Task requirements ▸ Write out the whole listing again, exactly as given.

[Data records]
○ ○ ○ ○ ○ ○ ○

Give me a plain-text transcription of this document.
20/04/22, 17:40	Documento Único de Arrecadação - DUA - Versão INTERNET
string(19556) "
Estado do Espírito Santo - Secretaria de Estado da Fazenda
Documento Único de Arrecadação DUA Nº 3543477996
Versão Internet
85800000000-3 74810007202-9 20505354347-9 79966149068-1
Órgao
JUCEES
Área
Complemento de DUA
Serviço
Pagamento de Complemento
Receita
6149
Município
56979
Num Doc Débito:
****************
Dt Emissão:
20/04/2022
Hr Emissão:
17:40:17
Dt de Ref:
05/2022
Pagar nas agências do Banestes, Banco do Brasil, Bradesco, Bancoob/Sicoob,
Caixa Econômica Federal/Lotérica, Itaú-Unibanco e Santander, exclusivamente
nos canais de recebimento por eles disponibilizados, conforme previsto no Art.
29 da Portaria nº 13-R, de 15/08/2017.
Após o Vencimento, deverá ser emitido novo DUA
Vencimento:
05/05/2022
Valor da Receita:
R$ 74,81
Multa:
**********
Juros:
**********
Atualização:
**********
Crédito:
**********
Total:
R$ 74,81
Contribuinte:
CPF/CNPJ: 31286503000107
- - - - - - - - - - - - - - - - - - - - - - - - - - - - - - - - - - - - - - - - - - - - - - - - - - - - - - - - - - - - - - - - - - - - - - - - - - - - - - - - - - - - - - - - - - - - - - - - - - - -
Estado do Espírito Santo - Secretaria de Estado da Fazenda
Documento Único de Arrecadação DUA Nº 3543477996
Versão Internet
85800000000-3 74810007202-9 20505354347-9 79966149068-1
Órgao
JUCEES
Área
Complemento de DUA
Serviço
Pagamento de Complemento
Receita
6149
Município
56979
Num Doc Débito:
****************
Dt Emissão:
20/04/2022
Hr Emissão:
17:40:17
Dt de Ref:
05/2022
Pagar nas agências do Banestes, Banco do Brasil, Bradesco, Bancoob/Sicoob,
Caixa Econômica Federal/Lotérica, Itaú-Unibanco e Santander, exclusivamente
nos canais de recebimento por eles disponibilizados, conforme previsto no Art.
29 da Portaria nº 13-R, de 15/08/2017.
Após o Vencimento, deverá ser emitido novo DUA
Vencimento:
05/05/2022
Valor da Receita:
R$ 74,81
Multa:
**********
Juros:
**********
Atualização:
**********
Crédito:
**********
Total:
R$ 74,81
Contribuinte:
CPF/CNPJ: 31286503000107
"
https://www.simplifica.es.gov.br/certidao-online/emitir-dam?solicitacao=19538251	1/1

○ ○ ○ ○ ○ ○ ○

Response to the task ▸
Give me a plain-text transcription of this document.
20/04/22, 17:40	Documento Único de Arrecadação - DUA - Versão INTERNET
string(19556) "
Estado do Espírito Santo - Secretaria de Estado da Fazenda
Documento Único de Arrecadação DUA Nº 3543477996
Versão Internet
85800000000-3 74810007202-9 20505354347-9 79966149068-1
Órgao
JUCEES
Área
Complemento de DUA
Serviço
Pagamento de Complemento
Receita
6149
Município
56979
Num Doc Débito:
****************
Dt Emissão:
20/04/2022
Hr Emissão:
17:40:17
Dt de Ref:
05/2022
Pagar nas agências do Banestes, Banco do Brasil, Bradesco, Bancoob/Sicoob,
Caixa Econômica Federal/Lotérica, Itaú-Unibanco e Santander, exclusivamente
nos canais de recebimento por eles disponibilizados, conforme previsto no Art.
29 da Portaria nº 13-R, de 15/08/2017.
Após o Vencimento, deverá ser emitido novo DUA
Vencimento:
05/05/2022
Valor da Receita:
R$ 74,81
Multa:
**********
Juros:
**********
Atualização:
**********
Crédito:
**********
Total:
R$ 74,81
Contribuinte:
CPF/CNPJ: 31286503000107
- - - - - - - - - - - - - - - - - - - - - - - - - - - - - - - - - - - - - - - - - - - - - - - - - - - - - - - - - - - - - - - - - - - - - - - - - - - - - - - - - - - - - - - - - - - - - - - - - - - -
Estado do Espírito Santo - Secretaria de Estado da Fazenda
Documento Único de Arrecadação DUA Nº 3543477996
Versão Internet
85800000000-3 74810007202-9 20505354347-9 79966149068-1
Órgao
JUCEES
Área
Complemento de DUA
Serviço
Pagamento de Complemento
Receita
6149
Município
56979
Num Doc Débito:
****************
Dt Emissão:
20/04/2022
Hr Emissão:
17:40:17
Dt de Ref:
05/2022
Pagar nas agências do Banestes, Banco do Brasil, Bradesco, Bancoob/Sicoob,
Caixa Econômica Federal/Lotérica, Itaú-Unibanco e Santander, exclusivamente
nos canais de recebimento por eles disponibilizados, conforme previsto no Art.
29 da Portaria nº 13-R, de 15/08/2017.
Após o Vencimento, deverá ser emitido novo DUA
Vencimento:
05/05/2022
Valor da Receita:
R$ 74,81
Multa:
**********
Juros:
**********
Atualização:
**********
Crédito:
**********
Total:
R$ 74,81
Contribuinte:
CPF/CNPJ: 31286503000107
"
https://www.simplifica.es.gov.br/certidao-online/emitir-dam?solicitacao=19538251	1/1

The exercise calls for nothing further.